THE REQUEST: Locate and copy all lines bearing the word "xlabel".
===
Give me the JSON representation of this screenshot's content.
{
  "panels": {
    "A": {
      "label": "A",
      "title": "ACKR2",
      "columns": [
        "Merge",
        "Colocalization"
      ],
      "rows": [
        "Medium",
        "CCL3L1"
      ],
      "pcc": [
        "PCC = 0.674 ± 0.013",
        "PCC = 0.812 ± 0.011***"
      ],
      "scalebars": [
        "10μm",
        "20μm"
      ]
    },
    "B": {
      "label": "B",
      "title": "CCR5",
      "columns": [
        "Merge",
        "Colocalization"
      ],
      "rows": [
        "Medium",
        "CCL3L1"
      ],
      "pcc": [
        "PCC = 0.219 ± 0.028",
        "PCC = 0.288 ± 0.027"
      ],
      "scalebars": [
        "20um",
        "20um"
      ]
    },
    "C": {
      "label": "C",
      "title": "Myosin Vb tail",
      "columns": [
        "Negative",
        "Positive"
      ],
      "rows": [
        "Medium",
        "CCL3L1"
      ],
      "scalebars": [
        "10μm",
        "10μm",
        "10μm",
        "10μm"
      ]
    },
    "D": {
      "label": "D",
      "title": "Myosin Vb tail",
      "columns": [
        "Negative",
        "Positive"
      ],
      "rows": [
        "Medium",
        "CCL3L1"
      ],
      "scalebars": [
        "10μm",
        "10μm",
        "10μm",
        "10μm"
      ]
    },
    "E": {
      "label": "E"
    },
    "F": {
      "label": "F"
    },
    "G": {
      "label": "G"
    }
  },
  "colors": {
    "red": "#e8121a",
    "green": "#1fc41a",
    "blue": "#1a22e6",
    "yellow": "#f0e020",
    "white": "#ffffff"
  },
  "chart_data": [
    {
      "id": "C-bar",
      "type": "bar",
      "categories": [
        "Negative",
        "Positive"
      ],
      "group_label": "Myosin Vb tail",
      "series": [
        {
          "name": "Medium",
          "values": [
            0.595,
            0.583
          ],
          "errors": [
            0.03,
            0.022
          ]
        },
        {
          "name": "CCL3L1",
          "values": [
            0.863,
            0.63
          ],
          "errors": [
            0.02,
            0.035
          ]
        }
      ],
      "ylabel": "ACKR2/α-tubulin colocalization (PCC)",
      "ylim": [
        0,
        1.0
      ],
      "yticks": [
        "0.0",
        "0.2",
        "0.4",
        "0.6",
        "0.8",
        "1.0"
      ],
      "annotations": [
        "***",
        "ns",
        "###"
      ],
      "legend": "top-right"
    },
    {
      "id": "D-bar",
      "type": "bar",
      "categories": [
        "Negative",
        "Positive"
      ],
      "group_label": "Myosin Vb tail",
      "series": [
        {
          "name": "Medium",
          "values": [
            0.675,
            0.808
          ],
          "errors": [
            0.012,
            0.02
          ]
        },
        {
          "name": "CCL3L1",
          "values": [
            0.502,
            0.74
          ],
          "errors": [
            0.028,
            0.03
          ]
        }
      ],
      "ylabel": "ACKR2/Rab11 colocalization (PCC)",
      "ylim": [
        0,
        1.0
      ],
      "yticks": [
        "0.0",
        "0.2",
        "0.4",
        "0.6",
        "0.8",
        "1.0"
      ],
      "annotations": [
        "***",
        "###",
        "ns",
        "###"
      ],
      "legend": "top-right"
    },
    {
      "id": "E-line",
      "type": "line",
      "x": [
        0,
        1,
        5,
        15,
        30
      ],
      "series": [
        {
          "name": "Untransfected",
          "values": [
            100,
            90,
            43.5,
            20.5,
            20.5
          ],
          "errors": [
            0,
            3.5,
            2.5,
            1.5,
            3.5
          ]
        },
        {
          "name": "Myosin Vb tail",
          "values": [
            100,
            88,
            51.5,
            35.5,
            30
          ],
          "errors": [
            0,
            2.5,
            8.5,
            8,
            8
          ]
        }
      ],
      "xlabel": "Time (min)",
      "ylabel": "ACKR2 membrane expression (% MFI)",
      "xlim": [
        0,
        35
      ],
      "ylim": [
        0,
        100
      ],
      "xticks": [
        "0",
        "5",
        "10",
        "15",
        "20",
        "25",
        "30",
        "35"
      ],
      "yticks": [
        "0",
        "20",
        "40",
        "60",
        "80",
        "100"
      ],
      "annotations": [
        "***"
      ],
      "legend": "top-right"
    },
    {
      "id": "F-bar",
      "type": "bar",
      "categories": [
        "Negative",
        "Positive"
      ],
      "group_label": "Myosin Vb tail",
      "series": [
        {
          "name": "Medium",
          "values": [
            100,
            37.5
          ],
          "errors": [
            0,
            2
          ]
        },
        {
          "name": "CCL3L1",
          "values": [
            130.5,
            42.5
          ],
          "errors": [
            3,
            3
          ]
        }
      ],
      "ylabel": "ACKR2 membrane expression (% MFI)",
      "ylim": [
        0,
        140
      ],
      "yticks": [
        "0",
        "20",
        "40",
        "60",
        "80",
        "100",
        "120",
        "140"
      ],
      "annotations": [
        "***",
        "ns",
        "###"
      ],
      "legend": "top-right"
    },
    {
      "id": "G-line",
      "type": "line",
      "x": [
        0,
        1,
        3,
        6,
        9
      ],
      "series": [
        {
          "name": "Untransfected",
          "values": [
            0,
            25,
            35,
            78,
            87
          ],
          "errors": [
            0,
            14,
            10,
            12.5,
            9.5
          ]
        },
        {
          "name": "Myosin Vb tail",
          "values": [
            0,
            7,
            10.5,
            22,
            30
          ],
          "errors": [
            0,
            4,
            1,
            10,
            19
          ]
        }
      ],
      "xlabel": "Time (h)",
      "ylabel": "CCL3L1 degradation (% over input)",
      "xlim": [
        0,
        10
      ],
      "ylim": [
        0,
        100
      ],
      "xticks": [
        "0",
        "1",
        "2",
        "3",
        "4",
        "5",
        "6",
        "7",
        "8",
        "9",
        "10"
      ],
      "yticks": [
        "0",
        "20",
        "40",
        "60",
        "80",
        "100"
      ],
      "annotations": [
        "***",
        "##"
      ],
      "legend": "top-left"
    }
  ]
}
===
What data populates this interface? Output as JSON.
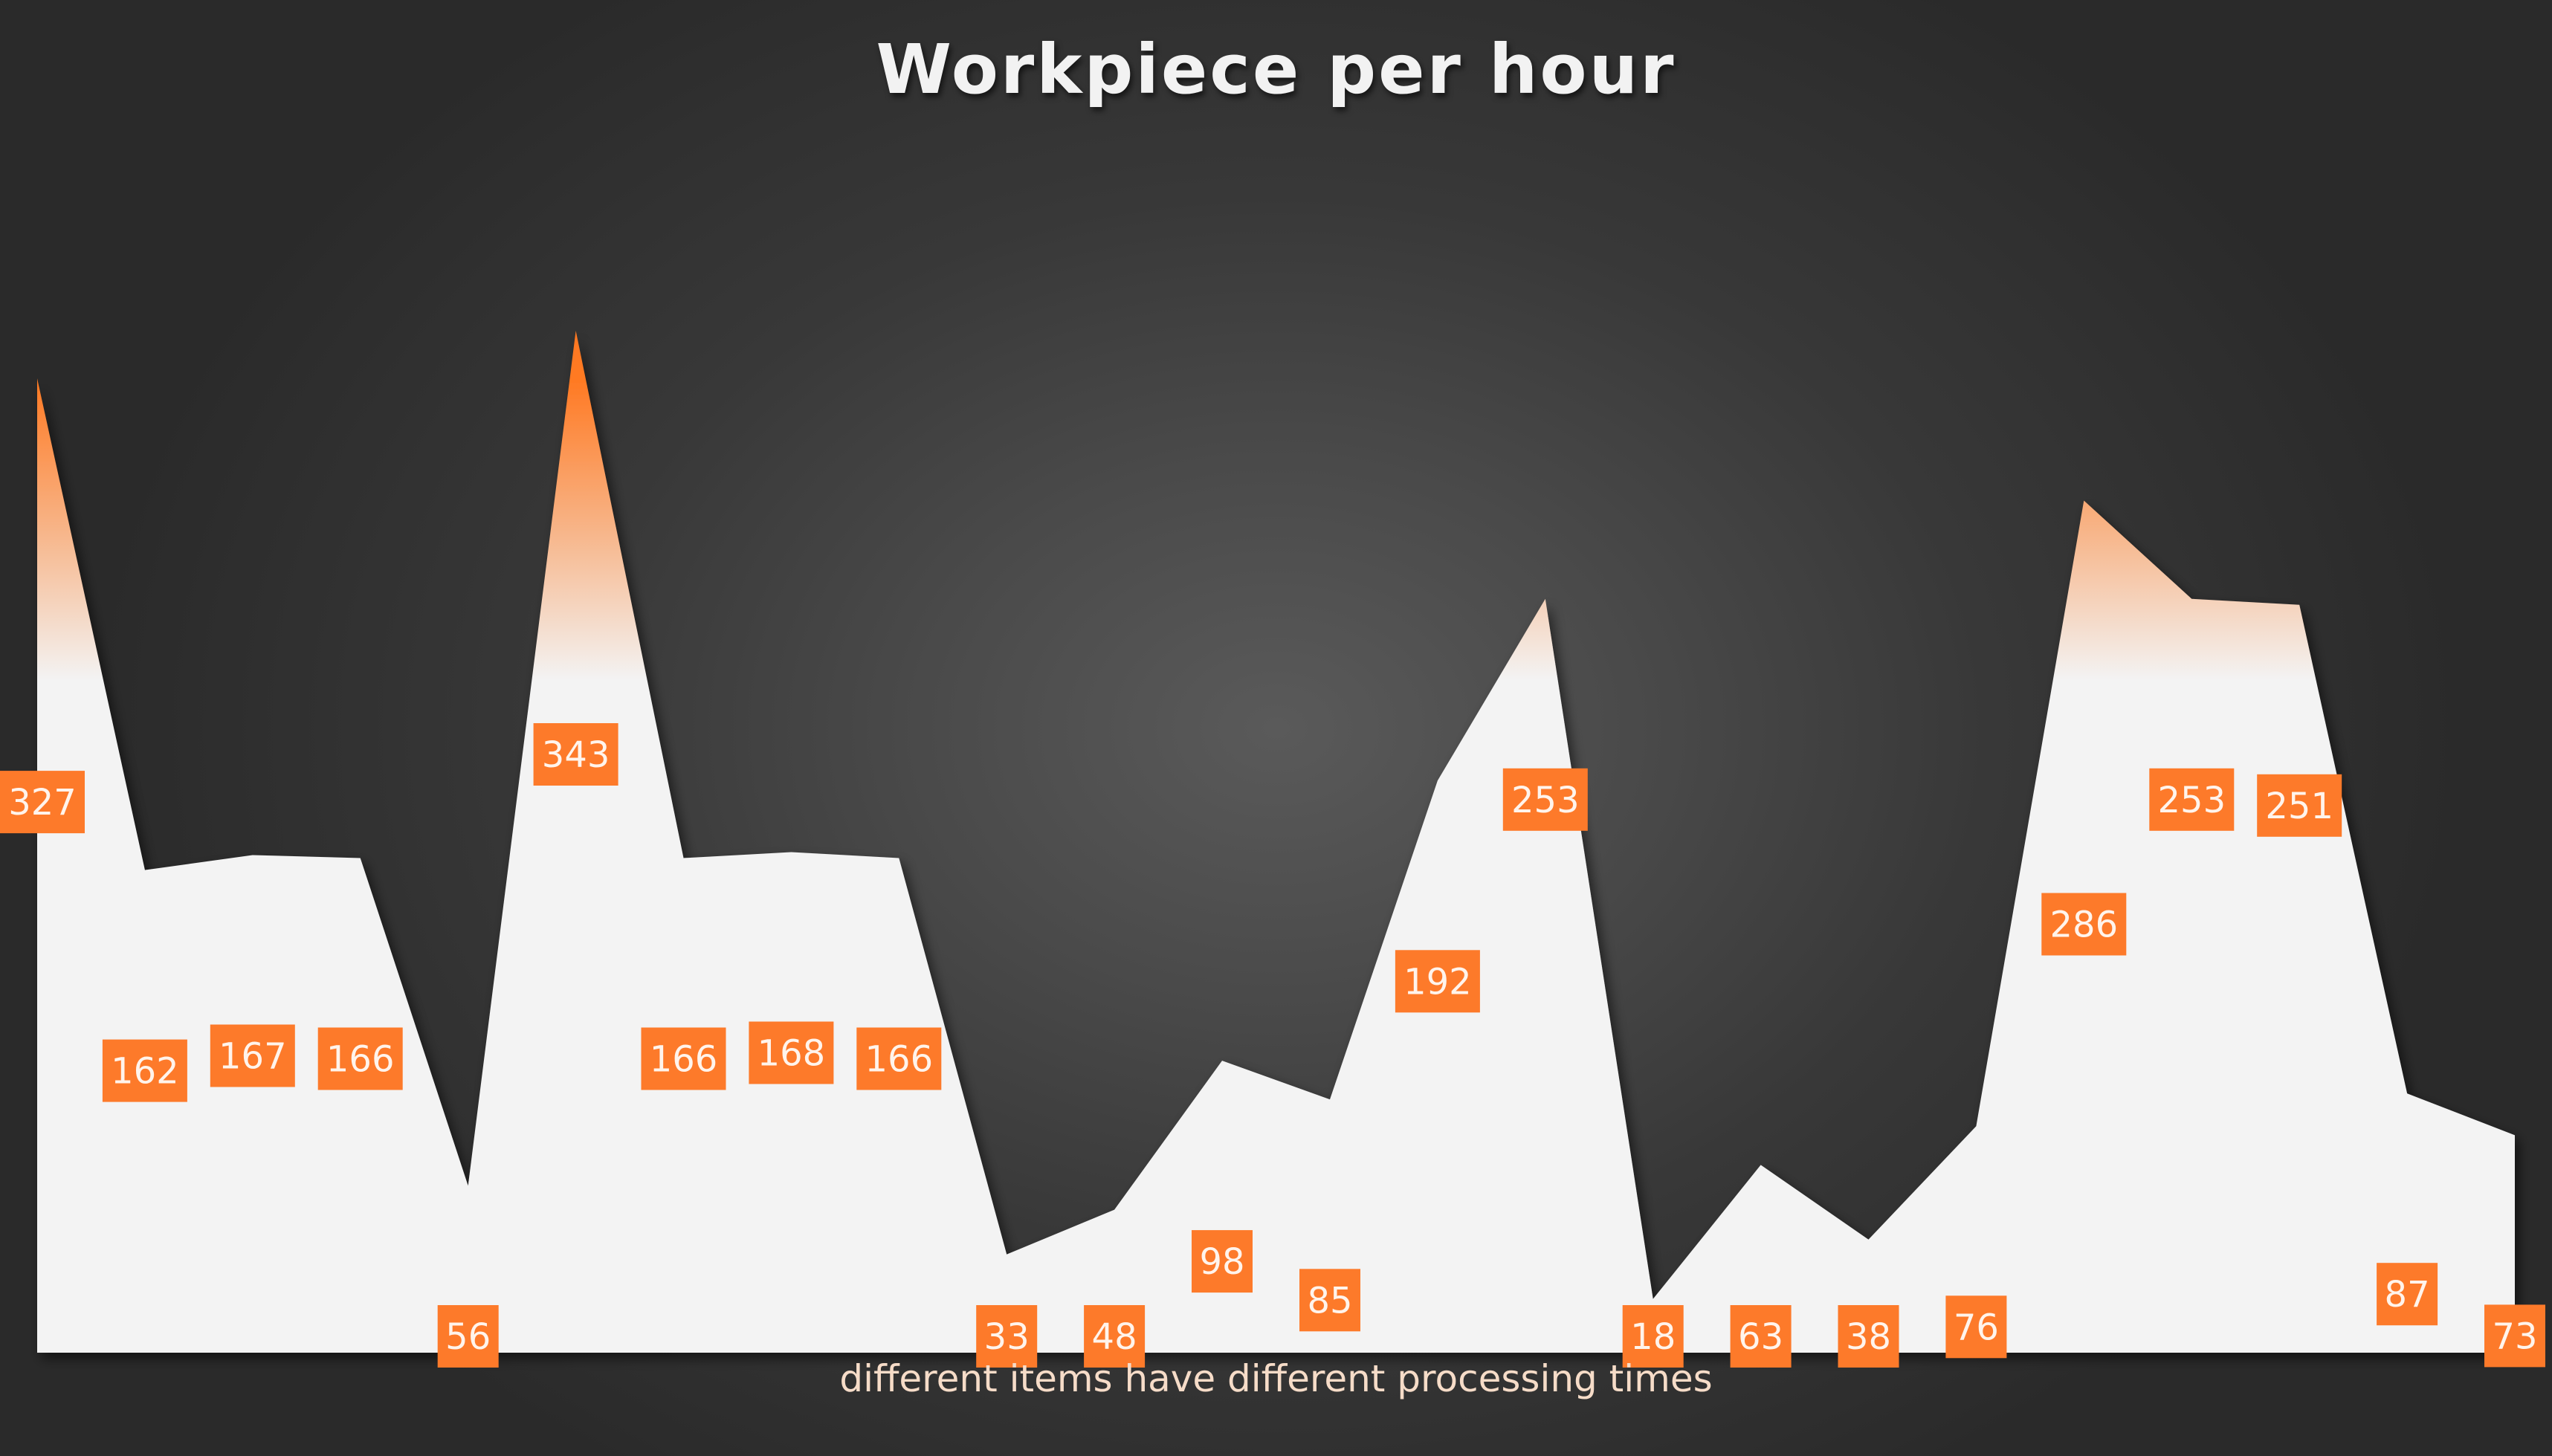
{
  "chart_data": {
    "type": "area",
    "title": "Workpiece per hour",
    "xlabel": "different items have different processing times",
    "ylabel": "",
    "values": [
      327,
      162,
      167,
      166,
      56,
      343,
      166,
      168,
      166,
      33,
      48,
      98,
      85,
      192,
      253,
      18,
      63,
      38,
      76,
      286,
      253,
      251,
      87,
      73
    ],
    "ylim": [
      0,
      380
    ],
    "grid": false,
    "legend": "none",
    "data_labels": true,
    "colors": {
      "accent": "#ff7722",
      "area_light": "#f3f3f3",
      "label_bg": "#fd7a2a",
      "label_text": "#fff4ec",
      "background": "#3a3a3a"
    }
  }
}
===
SOLUTION TO THIS EXERCISE:
      "xlabel": "Time (min)",
      "xlabel": "Time (h)",
    "xlabel": "different items have different processing times",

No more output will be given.